# DOCUMENT EXTRACT start

Wolfram Blog
Oleksandr Pavlyk

Centennial of Markov Chains

February 4, 2013 — Oleksandr Pavlyk, Senior Kernel Developer, Algorithms R&D

On January 23, 1913 of the Julian calendar, Andrey A. Markov presented for the Royal Academy of Sciences in St. Petersburg his analysis of Pushkin’s Eugene Onegin. He found that the sequence of consonants and vowels in the text could be well described as a random sequence, where the likely category of a letter depended only on the category of the previous or previous two letters.

At the time, the Russian Empire was using the Julian calendar. The 100th anniversary of the celebrated presentation is actually February 5, 2013, in the now used Gregorian calendar.

WolframAlpha["(Julian calendar January 23, 1913) plus 100 years",  {{"CorrespondingGregorianDate", 1}, "ComputableData"}]

Tuesday, February 5, 2013

To perform his analysis, Markov invented what are now known as “Markov chains,” which can be represented as probabilistic state diagrams where the transitions between states are labeled with the probabilities of their occurrences.

Andrey A. Markov and a Markov Chain

Alice in Wonderland: A Case Study

Here we repeat the analysis that Markov applied to Pushkin’s text on Alice’s Adventures in Wonderland, by Lewis Carroll. To this end, let’s define a function computing frequencies of elements of a list, returning results as rules.

Frequencies[data_] :=   Block[{ta = Tally[data]}, ta[[All, 2]] /= Length[data]; Rule @@@ ta]

First, extract words from the text, making them lowercase:

Extract words from the text and make them lowercase

{i, down, the, rabbit, hole, alice, <<9957>>, a, wonderful, dream, it, had, been}

Split the text into a sequence of letters:

Short[AiWletters = Flatten[Characters[AiWwords]]]

{1, d, o, w, n, t, h, e, r, a, <<39227>>, m, i, t, h, a, d, b, e, e, n}

Then classify them as vowels or consonants:

Classifying vowels or consonants

(vcseq = VowelOrConsonant /@ AiWletters) // Short

{vowel, consonant, vowel, consonant, <<39239>>, consonant, vowel, vowel, consonant}

And compute the frequencies of vowels and consonants in the text:

vcfreq1 = Frequencies[vcseq] // N

Frequencies of vowels and consonants

Therefore, if we treat the text as a random sequence of either a vowel or a consonant, the probability of a vowel turning up is p = 0.3866.

# DOCUMENT EXTRACT end
# DATA SECTION start

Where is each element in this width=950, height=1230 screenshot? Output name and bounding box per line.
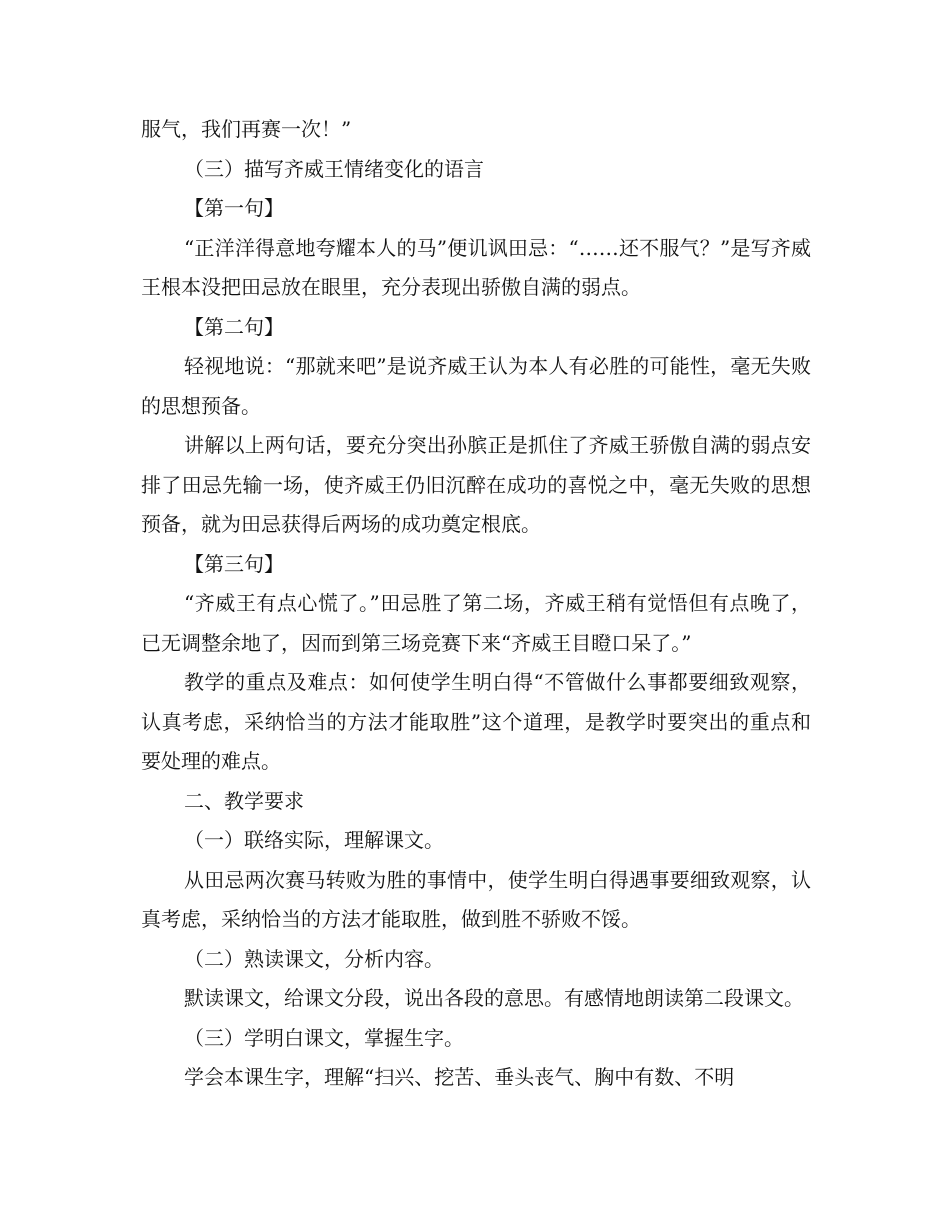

# DATA SECTION end

Could you carry on the blog post about the centennial of Markov chains, starting right after its last sentence?

Following Markov, let’s look at the frequencies of pairs of consecutive symbols:

vcfreq2 = Frequencies[Partition[vcseq, 2, 1]] // N

Frequencies of pairs of consecutive symbols

Then we find the probabilities of a vowel or a consonant given by what precedes it:

Find the probabilities of a vowel or a consonant given by what precedes it

Probabilities of a vowel or a consonant given by what precedes it

In his paper, Markov observed that the sequence of vowels and consonants agreed much better with the model where the probability of a vowel depended on the preceding characters than with the model where it did not. Moreover, he found that the model where the probability depended on the two preceding characters agreed yet better.

Empowered with Mathematica, we can continue this investigation. Markov found that pairs of consecutive vowel-consonants carry more information than the sequence of vowel-consonants itself. One measure of the information stored in the data is the Entropy. The greater the entropy, the more information the data contains. Let’s compute it for the sequences of k-tuples of vowel-consonants (known as k-grams) for different values of k.

Table[{k, Entropy[Partition[vcseq, k, 1]] // N}, {k, 1,     25}] // ListPlot

Entropy plot

The plot confirms Markov’s findings. Curiously, it also shows that 25-grams carry little more information that 20-grams.

The probabilistic 2-gram model describing the sequence is now known as a Markov chain process.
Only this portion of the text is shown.